The task:
Reproduce exactly the lines below, starting with the line that contains "Read this page and output its text content." and ending with the last line of the records, both included, and nothing else.

[begin Records for the exercise]

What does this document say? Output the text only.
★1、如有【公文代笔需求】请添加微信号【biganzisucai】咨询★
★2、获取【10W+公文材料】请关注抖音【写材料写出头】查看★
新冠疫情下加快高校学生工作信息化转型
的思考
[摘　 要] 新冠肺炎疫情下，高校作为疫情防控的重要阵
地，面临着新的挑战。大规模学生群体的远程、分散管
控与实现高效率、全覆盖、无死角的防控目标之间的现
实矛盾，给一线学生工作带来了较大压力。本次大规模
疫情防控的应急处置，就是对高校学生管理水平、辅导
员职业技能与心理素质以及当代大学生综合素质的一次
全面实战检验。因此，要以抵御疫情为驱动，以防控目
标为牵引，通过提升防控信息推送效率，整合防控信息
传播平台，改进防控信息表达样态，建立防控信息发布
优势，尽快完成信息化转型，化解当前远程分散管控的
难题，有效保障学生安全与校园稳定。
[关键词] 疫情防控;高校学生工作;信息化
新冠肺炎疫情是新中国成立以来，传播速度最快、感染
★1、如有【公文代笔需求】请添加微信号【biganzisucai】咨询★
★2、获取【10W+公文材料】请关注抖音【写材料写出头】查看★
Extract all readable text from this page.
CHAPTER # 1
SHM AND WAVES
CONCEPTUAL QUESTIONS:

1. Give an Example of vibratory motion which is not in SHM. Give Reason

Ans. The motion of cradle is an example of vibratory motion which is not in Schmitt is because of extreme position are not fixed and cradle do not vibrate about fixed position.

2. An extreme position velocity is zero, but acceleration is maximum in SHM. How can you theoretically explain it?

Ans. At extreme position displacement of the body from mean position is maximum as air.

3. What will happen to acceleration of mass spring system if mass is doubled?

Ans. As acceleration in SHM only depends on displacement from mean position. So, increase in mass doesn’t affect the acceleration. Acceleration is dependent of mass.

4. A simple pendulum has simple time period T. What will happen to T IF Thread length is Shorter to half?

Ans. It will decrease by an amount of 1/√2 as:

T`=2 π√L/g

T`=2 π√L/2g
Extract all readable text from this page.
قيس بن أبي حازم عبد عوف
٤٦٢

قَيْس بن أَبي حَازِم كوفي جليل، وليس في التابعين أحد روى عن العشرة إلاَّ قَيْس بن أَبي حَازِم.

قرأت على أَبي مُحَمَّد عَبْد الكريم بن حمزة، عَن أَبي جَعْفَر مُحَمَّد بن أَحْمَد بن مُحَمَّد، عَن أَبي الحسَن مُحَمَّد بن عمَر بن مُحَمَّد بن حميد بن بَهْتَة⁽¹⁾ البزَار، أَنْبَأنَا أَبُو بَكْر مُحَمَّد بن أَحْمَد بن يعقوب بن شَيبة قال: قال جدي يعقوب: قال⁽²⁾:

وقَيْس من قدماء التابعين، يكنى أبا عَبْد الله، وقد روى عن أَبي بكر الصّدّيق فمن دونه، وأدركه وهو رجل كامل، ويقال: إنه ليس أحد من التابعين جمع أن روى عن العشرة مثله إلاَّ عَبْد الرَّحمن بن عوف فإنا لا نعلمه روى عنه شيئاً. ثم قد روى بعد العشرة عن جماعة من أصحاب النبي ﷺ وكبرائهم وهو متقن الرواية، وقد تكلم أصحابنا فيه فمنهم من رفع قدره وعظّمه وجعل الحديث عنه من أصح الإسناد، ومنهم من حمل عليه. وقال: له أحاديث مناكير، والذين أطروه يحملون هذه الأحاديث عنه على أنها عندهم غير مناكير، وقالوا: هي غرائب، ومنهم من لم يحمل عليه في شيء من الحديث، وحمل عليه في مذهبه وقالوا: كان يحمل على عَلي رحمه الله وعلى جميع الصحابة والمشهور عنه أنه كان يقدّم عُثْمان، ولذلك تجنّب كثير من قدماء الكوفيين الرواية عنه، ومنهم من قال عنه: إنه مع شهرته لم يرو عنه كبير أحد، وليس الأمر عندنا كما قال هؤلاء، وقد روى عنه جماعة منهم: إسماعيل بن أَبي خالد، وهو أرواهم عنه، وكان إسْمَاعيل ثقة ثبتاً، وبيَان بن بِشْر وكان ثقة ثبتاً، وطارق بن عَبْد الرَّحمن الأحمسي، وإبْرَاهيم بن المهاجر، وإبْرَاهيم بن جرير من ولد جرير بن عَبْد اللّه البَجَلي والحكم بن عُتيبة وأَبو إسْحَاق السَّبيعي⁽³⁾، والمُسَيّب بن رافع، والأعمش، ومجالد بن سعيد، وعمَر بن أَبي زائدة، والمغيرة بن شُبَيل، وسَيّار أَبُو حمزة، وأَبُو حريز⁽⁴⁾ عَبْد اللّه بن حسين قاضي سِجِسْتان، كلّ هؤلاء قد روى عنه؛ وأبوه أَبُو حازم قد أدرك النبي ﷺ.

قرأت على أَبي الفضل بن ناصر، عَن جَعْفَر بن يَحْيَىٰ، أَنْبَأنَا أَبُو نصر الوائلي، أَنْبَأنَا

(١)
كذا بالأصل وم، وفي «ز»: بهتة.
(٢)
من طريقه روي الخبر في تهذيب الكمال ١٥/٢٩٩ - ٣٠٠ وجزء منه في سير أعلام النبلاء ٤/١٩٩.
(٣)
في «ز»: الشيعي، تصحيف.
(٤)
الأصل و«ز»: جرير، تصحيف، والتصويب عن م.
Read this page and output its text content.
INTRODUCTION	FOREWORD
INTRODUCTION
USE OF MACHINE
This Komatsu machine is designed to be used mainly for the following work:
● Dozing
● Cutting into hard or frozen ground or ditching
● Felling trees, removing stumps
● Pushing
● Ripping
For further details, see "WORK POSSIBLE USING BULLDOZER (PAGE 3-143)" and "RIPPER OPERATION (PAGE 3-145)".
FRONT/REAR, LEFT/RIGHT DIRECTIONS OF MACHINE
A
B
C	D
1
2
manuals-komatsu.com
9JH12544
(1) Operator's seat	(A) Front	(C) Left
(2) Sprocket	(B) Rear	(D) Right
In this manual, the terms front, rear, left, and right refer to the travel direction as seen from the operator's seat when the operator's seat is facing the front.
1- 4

[end Records for the exercise]

Output of the task:
Read this page and output its text content.
INTRODUCTION	FOREWORD
INTRODUCTION
USE OF MACHINE
This Komatsu machine is designed to be used mainly for the following work:
● Dozing
● Cutting into hard or frozen ground or ditching
● Felling trees, removing stumps
● Pushing
● Ripping
For further details, see "WORK POSSIBLE USING BULLDOZER (PAGE 3-143)" and "RIPPER OPERATION (PAGE 3-145)".
FRONT/REAR, LEFT/RIGHT DIRECTIONS OF MACHINE
A
B
C	D
1
2
manuals-komatsu.com
9JH12544
(1) Operator's seat	(A) Front	(C) Left
(2) Sprocket	(B) Rear	(D) Right
In this manual, the terms front, rear, left, and right refer to the travel direction as seen from the operator's seat when the operator's seat is facing the front.
1- 4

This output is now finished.